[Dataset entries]
────
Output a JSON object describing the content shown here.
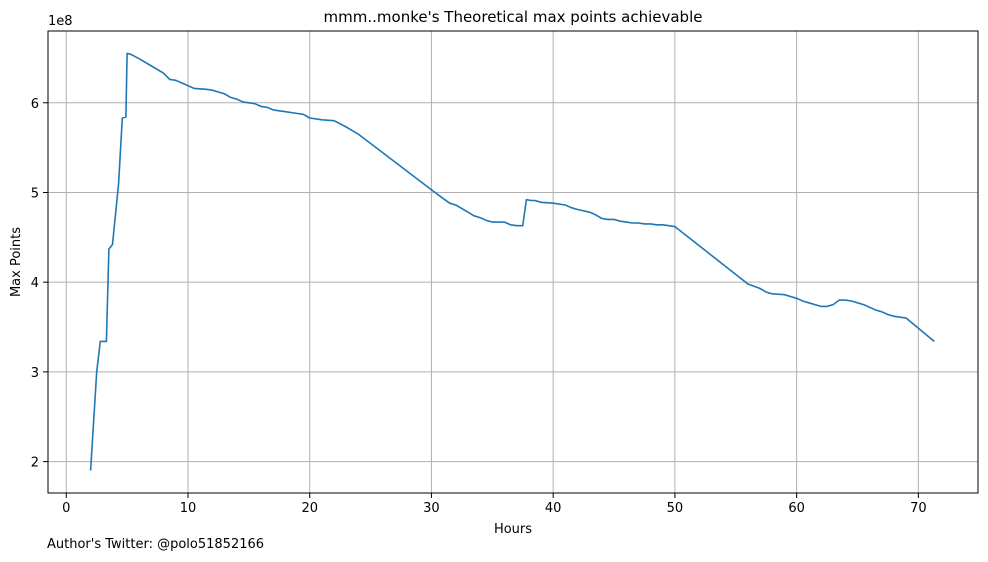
{
  "chart_data": {
    "type": "line",
    "title": "mmm..monke's Theoretical max points achievable",
    "xlabel": "Hours",
    "ylabel": "Max Points",
    "y_offset_label": "1e8",
    "xlim": [
      -1.5,
      74.9
    ],
    "ylim": [
      1.65,
      6.8
    ],
    "y_scale_note": "values in units of 1e8",
    "x_ticks": [
      0,
      10,
      20,
      30,
      40,
      50,
      60,
      70
    ],
    "y_ticks": [
      2,
      3,
      4,
      5,
      6
    ],
    "grid": true,
    "line_color": "#1f77b4",
    "series": [
      {
        "x": [
          2.0,
          2.5,
          2.8,
          3.3,
          3.5,
          3.8,
          4.3,
          4.6,
          4.9,
          5.0,
          5.3,
          6.0,
          7.0,
          8.0,
          8.5,
          9.0,
          9.5,
          10.0,
          10.5,
          11.5,
          12.0,
          12.5,
          13.0,
          13.5,
          14.0,
          14.5,
          15.0,
          15.5,
          16.0,
          16.5,
          17.0,
          17.5,
          18.0,
          19.0,
          19.5,
          20.0,
          21.0,
          22.0,
          23.0,
          24.0,
          30.0,
          31.0,
          31.5,
          32.0,
          32.5,
          33.0,
          33.5,
          34.0,
          34.5,
          35.0,
          36.0,
          36.5,
          37.0,
          37.5,
          37.8,
          38.2,
          38.5,
          39.0,
          40.0,
          41.0,
          41.5,
          42.0,
          43.0,
          43.5,
          44.0,
          44.5,
          45.0,
          45.5,
          46.0,
          46.5,
          47.0,
          47.5,
          48.0,
          48.5,
          49.0,
          49.5,
          50.0,
          56.0,
          57.0,
          57.5,
          58.0,
          59.0,
          59.5,
          60.0,
          60.5,
          61.0,
          61.5,
          62.0,
          62.5,
          63.0,
          63.5,
          64.0,
          64.5,
          65.0,
          65.5,
          66.0,
          66.5,
          67.0,
          67.5,
          68.0,
          69.0,
          71.3
        ],
        "y": [
          1.9,
          3.0,
          3.34,
          3.34,
          4.37,
          4.42,
          5.1,
          5.83,
          5.84,
          6.55,
          6.54,
          6.49,
          6.41,
          6.33,
          6.26,
          6.25,
          6.22,
          6.19,
          6.16,
          6.15,
          6.14,
          6.12,
          6.1,
          6.06,
          6.04,
          6.01,
          6.0,
          5.99,
          5.96,
          5.95,
          5.92,
          5.91,
          5.9,
          5.88,
          5.87,
          5.83,
          5.81,
          5.8,
          5.73,
          5.65,
          5.03,
          4.93,
          4.88,
          4.86,
          4.82,
          4.78,
          4.74,
          4.72,
          4.69,
          4.67,
          4.67,
          4.64,
          4.63,
          4.63,
          4.92,
          4.91,
          4.91,
          4.89,
          4.88,
          4.86,
          4.83,
          4.81,
          4.78,
          4.75,
          4.71,
          4.7,
          4.7,
          4.68,
          4.67,
          4.66,
          4.66,
          4.65,
          4.65,
          4.64,
          4.64,
          4.63,
          4.62,
          3.98,
          3.93,
          3.89,
          3.87,
          3.86,
          3.84,
          3.82,
          3.79,
          3.77,
          3.75,
          3.73,
          3.73,
          3.75,
          3.8,
          3.8,
          3.79,
          3.77,
          3.75,
          3.72,
          3.69,
          3.67,
          3.64,
          3.62,
          3.6,
          3.34
        ]
      }
    ]
  },
  "footnote": "Author's Twitter: @polo51852166"
}
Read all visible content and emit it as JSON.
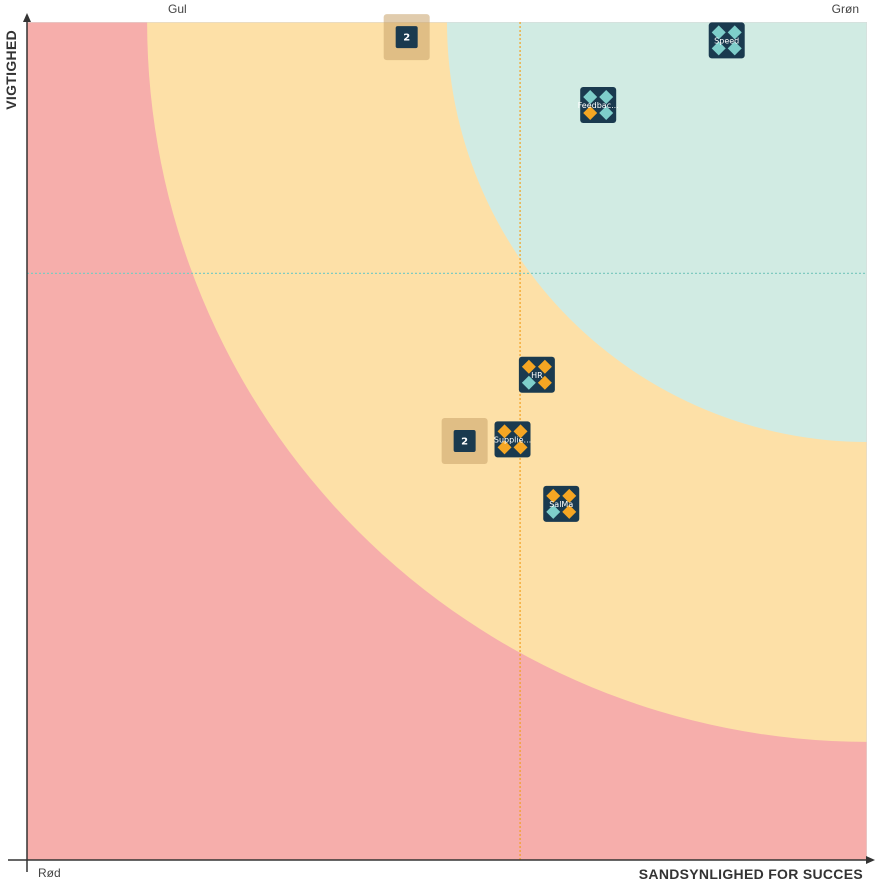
────
### WRITTEN TASK:
Among the entries above, how many lines include the word "JSON"? Give the number with no comment.

### ANSWER TO THIS EXERCISE:
2